Write every line of the material out exactly as shown.

--- start ---

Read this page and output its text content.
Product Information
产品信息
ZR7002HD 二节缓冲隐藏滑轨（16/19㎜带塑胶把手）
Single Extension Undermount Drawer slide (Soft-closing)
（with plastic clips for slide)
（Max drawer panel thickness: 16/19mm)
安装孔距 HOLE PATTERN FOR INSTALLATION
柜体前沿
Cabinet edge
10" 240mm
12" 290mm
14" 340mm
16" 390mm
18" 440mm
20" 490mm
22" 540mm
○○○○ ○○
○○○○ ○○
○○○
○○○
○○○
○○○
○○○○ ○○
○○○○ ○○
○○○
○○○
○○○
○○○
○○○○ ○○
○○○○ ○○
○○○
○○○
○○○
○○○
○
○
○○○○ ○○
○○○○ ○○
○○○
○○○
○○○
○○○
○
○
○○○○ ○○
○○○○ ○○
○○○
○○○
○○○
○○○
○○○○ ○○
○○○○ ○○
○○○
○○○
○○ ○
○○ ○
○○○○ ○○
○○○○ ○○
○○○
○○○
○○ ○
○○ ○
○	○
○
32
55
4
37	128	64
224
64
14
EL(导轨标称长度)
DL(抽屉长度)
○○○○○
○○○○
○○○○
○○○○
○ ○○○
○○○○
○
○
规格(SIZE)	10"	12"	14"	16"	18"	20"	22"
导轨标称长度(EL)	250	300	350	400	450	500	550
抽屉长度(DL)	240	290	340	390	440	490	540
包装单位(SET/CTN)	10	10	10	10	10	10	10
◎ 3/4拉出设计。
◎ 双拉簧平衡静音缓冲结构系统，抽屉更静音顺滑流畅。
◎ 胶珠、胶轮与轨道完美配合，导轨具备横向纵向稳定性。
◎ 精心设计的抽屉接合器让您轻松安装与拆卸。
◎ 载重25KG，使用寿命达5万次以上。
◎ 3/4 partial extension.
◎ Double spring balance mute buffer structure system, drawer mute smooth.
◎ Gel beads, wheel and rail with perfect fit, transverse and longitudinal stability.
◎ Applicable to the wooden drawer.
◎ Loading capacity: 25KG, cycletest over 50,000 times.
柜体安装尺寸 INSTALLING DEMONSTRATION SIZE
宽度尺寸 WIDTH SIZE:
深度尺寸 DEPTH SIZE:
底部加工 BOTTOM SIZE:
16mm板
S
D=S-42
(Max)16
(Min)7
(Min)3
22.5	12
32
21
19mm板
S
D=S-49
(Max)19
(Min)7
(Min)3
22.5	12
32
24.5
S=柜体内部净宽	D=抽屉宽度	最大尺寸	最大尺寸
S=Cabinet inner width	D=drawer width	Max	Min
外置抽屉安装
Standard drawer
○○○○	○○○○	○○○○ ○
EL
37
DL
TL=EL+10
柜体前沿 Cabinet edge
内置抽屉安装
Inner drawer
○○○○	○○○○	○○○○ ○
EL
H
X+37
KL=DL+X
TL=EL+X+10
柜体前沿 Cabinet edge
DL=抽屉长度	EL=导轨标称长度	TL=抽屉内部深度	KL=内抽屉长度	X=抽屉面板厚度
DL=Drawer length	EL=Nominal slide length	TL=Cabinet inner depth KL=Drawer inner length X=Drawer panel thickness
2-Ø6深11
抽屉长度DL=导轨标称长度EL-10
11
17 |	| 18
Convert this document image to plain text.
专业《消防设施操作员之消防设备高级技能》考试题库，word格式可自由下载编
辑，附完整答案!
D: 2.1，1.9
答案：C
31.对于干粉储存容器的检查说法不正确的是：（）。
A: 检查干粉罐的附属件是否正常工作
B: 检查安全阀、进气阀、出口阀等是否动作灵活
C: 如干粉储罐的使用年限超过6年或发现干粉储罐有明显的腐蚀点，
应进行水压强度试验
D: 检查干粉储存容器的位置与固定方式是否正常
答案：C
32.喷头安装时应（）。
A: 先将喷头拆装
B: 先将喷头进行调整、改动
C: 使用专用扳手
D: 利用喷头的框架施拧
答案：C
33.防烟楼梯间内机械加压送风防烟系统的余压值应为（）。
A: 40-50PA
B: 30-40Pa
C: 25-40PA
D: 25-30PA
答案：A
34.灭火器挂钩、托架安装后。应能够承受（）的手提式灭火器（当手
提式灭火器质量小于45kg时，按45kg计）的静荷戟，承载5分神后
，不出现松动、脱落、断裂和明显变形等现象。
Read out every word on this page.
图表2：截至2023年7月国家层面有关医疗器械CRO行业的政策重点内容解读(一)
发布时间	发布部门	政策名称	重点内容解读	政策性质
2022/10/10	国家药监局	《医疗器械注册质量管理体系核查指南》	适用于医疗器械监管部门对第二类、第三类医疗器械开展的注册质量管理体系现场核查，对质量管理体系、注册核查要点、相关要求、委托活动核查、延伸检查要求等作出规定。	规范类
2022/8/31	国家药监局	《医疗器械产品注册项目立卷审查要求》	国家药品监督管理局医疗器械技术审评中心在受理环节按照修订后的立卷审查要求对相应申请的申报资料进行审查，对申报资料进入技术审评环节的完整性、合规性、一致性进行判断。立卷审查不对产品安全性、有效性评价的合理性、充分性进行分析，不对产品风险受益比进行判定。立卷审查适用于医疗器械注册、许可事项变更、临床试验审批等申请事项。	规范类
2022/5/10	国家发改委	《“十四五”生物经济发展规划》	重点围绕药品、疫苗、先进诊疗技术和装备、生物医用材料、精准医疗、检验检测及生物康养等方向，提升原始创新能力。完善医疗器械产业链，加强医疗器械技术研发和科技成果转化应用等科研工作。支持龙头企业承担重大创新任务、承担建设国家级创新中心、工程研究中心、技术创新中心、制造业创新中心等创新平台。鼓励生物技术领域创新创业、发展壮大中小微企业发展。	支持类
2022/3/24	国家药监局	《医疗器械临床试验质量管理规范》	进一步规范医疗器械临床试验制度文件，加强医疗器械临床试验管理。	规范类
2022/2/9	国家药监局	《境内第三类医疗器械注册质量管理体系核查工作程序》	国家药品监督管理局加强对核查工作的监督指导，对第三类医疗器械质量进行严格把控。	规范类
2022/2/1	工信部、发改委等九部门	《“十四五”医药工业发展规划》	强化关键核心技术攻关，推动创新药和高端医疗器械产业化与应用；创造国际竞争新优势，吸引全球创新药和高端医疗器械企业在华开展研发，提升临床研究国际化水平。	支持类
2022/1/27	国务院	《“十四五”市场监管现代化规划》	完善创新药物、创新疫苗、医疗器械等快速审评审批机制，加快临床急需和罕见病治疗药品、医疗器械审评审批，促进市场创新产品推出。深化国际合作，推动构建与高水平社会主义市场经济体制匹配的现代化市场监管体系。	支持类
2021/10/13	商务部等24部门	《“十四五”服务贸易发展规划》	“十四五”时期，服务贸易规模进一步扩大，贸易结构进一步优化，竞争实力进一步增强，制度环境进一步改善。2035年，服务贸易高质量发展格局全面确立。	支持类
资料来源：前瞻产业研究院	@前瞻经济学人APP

--- end ---

= RESULT OF THIS TASK =
Read this page and output its text content.
Product Information
产品信息
ZR7002HD 二节缓冲隐藏滑轨（16/19㎜带塑胶把手）
Single Extension Undermount Drawer slide (Soft-closing)
（with plastic clips for slide)
（Max drawer panel thickness: 16/19mm)
安装孔距 HOLE PATTERN FOR INSTALLATION
柜体前沿
Cabinet edge
10" 240mm
12" 290mm
14" 340mm
16" 390mm
18" 440mm
20" 490mm
22" 540mm
○○○○ ○○
○○○○ ○○
○○○
○○○
○○○
○○○
○○○○ ○○
○○○○ ○○
○○○
○○○
○○○
○○○
○○○○ ○○
○○○○ ○○
○○○
○○○
○○○
○○○
○
○
○○○○ ○○
○○○○ ○○
○○○
○○○
○○○
○○○
○
○
○○○○ ○○
○○○○ ○○
○○○
○○○
○○○
○○○
○○○○ ○○
○○○○ ○○
○○○
○○○
○○ ○
○○ ○
○○○○ ○○
○○○○ ○○
○○○
○○○
○○ ○
○○ ○
○	○
○
32
55
4
37	128	64
224
64
14
EL(导轨标称长度)
DL(抽屉长度)
○○○○○
○○○○
○○○○
○○○○
○ ○○○
○○○○
○
○
规格(SIZE)	10"	12"	14"	16"	18"	20"	22"
导轨标称长度(EL)	250	300	350	400	450	500	550
抽屉长度(DL)	240	290	340	390	440	490	540
包装单位(SET/CTN)	10	10	10	10	10	10	10
◎ 3/4拉出设计。
◎ 双拉簧平衡静音缓冲结构系统，抽屉更静音顺滑流畅。
◎ 胶珠、胶轮与轨道完美配合，导轨具备横向纵向稳定性。
◎ 精心设计的抽屉接合器让您轻松安装与拆卸。
◎ 载重25KG，使用寿命达5万次以上。
◎ 3/4 partial extension.
◎ Double spring balance mute buffer structure system, drawer mute smooth.
◎ Gel beads, wheel and rail with perfect fit, transverse and longitudinal stability.
◎ Applicable to the wooden drawer.
◎ Loading capacity: 25KG, cycletest over 50,000 times.
柜体安装尺寸 INSTALLING DEMONSTRATION SIZE
宽度尺寸 WIDTH SIZE:
深度尺寸 DEPTH SIZE:
底部加工 BOTTOM SIZE:
16mm板
S
D=S-42
(Max)16
(Min)7
(Min)3
22.5	12
32
21
19mm板
S
D=S-49
(Max)19
(Min)7
(Min)3
22.5	12
32
24.5
S=柜体内部净宽	D=抽屉宽度	最大尺寸	最大尺寸
S=Cabinet inner width	D=drawer width	Max	Min
外置抽屉安装
Standard drawer
○○○○	○○○○	○○○○ ○
EL
37
DL
TL=EL+10
柜体前沿 Cabinet edge
内置抽屉安装
Inner drawer
○○○○	○○○○	○○○○ ○
EL
H
X+37
KL=DL+X
TL=EL+X+10
柜体前沿 Cabinet edge
DL=抽屉长度	EL=导轨标称长度	TL=抽屉内部深度	KL=内抽屉长度	X=抽屉面板厚度
DL=Drawer length	EL=Nominal slide length	TL=Cabinet inner depth KL=Drawer inner length X=Drawer panel thickness
2-Ø6深11
抽屉长度DL=导轨标称长度EL-10
11
17 |	| 18
Convert this document image to plain text.
专业《消防设施操作员之消防设备高级技能》考试题库，word格式可自由下载编
辑，附完整答案!
D: 2.1，1.9
答案：C
31.对于干粉储存容器的检查说法不正确的是：（）。
A: 检查干粉罐的附属件是否正常工作
B: 检查安全阀、进气阀、出口阀等是否动作灵活
C: 如干粉储罐的使用年限超过6年或发现干粉储罐有明显的腐蚀点，
应进行水压强度试验
D: 检查干粉储存容器的位置与固定方式是否正常
答案：C
32.喷头安装时应（）。
A: 先将喷头拆装
B: 先将喷头进行调整、改动
C: 使用专用扳手
D: 利用喷头的框架施拧
答案：C
33.防烟楼梯间内机械加压送风防烟系统的余压值应为（）。
A: 40-50PA
B: 30-40Pa
C: 25-40PA
D: 25-30PA
答案：A
34.灭火器挂钩、托架安装后。应能够承受（）的手提式灭火器（当手
提式灭火器质量小于45kg时，按45kg计）的静荷戟，承载5分神后
，不出现松动、脱落、断裂和明显变形等现象。
Read out every word on this page.
图表2：截至2023年7月国家层面有关医疗器械CRO行业的政策重点内容解读(一)
发布时间	发布部门	政策名称	重点内容解读	政策性质
2022/10/10	国家药监局	《医疗器械注册质量管理体系核查指南》	适用于医疗器械监管部门对第二类、第三类医疗器械开展的注册质量管理体系现场核查，对质量管理体系、注册核查要点、相关要求、委托活动核查、延伸检查要求等作出规定。	规范类
2022/8/31	国家药监局	《医疗器械产品注册项目立卷审查要求》	国家药品监督管理局医疗器械技术审评中心在受理环节按照修订后的立卷审查要求对相应申请的申报资料进行审查，对申报资料进入技术审评环节的完整性、合规性、一致性进行判断。立卷审查不对产品安全性、有效性评价的合理性、充分性进行分析，不对产品风险受益比进行判定。立卷审查适用于医疗器械注册、许可事项变更、临床试验审批等申请事项。	规范类
2022/5/10	国家发改委	《“十四五”生物经济发展规划》	重点围绕药品、疫苗、先进诊疗技术和装备、生物医用材料、精准医疗、检验检测及生物康养等方向，提升原始创新能力。完善医疗器械产业链，加强医疗器械技术研发和科技成果转化应用等科研工作。支持龙头企业承担重大创新任务、承担建设国家级创新中心、工程研究中心、技术创新中心、制造业创新中心等创新平台。鼓励生物技术领域创新创业、发展壮大中小微企业发展。	支持类
2022/3/24	国家药监局	《医疗器械临床试验质量管理规范》	进一步规范医疗器械临床试验制度文件，加强医疗器械临床试验管理。	规范类
2022/2/9	国家药监局	《境内第三类医疗器械注册质量管理体系核查工作程序》	国家药品监督管理局加强对核查工作的监督指导，对第三类医疗器械质量进行严格把控。	规范类
2022/2/1	工信部、发改委等九部门	《“十四五”医药工业发展规划》	强化关键核心技术攻关，推动创新药和高端医疗器械产业化与应用；创造国际竞争新优势，吸引全球创新药和高端医疗器械企业在华开展研发，提升临床研究国际化水平。	支持类
2022/1/27	国务院	《“十四五”市场监管现代化规划》	完善创新药物、创新疫苗、医疗器械等快速审评审批机制，加快临床急需和罕见病治疗药品、医疗器械审评审批，促进市场创新产品推出。深化国际合作，推动构建与高水平社会主义市场经济体制匹配的现代化市场监管体系。	支持类
2021/10/13	商务部等24部门	《“十四五”服务贸易发展规划》	“十四五”时期，服务贸易规模进一步扩大，贸易结构进一步优化，竞争实力进一步增强，制度环境进一步改善。2035年，服务贸易高质量发展格局全面确立。	支持类
资料来源：前瞻产业研究院	@前瞻经济学人APP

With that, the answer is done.